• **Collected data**
--------

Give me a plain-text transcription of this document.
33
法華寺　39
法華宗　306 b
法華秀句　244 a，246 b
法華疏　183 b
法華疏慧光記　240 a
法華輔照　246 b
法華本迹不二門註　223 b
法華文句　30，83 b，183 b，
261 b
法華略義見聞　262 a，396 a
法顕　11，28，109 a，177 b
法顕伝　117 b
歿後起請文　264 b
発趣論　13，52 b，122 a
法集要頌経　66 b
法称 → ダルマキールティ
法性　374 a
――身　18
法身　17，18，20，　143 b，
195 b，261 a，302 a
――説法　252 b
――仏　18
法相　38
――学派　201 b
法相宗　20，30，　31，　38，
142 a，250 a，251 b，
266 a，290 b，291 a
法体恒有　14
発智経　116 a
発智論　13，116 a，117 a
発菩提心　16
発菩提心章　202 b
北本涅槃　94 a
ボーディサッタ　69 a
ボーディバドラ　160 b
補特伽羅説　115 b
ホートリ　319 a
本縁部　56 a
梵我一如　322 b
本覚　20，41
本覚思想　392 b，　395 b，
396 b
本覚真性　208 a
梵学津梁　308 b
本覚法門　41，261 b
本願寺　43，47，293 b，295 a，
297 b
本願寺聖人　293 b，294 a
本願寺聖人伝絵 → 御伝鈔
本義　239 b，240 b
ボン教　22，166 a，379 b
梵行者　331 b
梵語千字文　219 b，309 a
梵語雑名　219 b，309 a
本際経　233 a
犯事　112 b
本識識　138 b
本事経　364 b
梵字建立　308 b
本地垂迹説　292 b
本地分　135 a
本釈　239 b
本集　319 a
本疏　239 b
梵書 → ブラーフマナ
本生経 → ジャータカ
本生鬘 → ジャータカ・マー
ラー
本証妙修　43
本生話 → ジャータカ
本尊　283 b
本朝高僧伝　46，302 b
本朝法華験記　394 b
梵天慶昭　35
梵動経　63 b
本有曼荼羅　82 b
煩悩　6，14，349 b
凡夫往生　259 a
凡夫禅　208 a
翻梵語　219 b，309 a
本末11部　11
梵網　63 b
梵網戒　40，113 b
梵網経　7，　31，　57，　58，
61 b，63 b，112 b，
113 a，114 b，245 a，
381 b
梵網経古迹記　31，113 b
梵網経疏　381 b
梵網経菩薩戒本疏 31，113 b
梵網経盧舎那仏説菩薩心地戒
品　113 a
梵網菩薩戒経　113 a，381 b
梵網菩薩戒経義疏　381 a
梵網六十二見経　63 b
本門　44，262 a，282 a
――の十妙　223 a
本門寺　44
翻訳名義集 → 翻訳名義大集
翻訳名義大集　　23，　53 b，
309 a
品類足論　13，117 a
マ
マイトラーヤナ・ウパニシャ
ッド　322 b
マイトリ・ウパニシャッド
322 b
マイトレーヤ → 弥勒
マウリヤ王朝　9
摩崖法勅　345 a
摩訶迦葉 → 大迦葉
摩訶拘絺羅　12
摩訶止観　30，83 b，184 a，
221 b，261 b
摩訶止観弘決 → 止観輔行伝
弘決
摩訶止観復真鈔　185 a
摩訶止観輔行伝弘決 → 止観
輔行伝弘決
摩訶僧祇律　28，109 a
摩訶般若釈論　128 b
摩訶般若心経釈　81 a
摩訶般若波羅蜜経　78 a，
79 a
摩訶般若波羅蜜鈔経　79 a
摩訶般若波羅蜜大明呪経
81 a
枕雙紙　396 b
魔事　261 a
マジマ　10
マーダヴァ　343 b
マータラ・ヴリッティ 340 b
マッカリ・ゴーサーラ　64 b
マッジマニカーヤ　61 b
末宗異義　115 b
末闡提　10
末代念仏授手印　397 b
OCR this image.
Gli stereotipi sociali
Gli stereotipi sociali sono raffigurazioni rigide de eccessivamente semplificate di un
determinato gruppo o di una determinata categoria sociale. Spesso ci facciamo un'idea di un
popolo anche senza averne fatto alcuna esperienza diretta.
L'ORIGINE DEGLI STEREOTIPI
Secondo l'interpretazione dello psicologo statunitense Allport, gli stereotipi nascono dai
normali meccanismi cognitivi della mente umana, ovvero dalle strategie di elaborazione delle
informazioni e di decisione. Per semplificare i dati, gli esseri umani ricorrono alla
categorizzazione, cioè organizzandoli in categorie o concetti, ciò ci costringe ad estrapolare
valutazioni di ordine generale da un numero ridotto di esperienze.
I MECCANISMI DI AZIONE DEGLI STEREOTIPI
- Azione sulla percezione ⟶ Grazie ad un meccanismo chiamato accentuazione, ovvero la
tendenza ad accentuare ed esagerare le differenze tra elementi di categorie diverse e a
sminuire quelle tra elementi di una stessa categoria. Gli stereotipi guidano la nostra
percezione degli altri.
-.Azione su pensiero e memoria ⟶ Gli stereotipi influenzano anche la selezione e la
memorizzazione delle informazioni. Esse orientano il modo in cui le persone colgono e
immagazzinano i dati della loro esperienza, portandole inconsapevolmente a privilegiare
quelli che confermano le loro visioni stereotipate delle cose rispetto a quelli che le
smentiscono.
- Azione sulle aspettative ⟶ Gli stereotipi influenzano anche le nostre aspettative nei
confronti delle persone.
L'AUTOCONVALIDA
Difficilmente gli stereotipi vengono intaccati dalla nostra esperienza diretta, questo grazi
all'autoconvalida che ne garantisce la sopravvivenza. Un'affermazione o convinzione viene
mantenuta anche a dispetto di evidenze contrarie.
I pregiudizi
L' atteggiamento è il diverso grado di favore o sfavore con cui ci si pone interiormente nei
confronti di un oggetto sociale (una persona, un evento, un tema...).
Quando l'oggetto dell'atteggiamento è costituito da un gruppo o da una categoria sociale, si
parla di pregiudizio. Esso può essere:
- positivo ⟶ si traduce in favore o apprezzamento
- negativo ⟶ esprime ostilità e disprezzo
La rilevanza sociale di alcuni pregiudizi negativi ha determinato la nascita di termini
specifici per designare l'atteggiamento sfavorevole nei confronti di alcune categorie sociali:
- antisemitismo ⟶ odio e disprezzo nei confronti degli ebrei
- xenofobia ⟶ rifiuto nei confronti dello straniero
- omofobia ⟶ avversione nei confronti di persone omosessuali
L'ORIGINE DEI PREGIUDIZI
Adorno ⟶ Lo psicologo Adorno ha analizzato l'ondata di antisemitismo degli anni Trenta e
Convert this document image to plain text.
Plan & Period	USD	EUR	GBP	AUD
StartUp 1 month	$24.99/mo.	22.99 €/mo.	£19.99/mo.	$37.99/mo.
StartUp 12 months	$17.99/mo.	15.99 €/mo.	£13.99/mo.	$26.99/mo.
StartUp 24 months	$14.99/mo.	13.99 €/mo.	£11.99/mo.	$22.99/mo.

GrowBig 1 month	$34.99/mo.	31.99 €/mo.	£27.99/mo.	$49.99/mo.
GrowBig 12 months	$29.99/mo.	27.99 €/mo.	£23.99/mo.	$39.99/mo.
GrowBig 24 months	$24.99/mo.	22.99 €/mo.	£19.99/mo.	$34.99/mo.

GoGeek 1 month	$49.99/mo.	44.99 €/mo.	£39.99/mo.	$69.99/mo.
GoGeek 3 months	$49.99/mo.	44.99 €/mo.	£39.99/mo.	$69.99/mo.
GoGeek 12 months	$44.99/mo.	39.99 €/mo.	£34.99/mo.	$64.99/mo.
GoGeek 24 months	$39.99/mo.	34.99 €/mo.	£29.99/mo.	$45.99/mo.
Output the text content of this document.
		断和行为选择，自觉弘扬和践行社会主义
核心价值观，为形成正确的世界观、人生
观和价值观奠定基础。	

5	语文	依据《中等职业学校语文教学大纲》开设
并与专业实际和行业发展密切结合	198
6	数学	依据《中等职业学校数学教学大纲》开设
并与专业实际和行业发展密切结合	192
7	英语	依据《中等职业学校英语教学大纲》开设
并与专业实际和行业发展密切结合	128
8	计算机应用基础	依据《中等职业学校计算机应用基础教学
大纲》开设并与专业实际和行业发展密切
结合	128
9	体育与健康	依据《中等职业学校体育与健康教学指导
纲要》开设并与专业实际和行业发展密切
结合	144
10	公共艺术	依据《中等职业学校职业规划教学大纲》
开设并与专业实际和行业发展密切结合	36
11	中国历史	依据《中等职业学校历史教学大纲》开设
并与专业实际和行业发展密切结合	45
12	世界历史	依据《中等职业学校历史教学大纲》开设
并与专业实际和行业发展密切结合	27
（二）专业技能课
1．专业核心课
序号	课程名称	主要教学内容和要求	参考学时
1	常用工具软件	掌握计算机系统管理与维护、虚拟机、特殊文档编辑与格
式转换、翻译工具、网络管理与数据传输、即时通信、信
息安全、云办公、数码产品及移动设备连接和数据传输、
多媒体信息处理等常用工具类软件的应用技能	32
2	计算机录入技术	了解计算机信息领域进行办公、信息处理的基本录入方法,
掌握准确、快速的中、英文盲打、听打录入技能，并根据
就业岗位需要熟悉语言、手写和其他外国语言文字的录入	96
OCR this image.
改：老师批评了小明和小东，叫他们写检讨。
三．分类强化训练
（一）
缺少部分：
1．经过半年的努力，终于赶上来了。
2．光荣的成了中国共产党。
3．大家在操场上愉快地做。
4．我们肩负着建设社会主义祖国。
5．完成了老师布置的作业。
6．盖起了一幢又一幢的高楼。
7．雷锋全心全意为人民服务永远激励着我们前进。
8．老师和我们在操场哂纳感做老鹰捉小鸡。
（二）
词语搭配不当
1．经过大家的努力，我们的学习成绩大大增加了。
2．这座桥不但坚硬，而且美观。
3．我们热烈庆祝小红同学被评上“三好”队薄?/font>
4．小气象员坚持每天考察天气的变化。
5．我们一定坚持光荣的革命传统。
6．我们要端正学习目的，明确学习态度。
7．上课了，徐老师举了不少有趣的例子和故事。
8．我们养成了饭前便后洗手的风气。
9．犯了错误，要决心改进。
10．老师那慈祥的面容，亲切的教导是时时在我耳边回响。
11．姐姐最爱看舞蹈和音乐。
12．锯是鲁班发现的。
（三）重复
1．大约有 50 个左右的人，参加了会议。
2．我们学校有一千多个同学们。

--------

• **Exercise aim**
Across the records above, count the lines holding "中等职业学校历史教学大纲" and reply with that number alone.

• **Complete answer**
2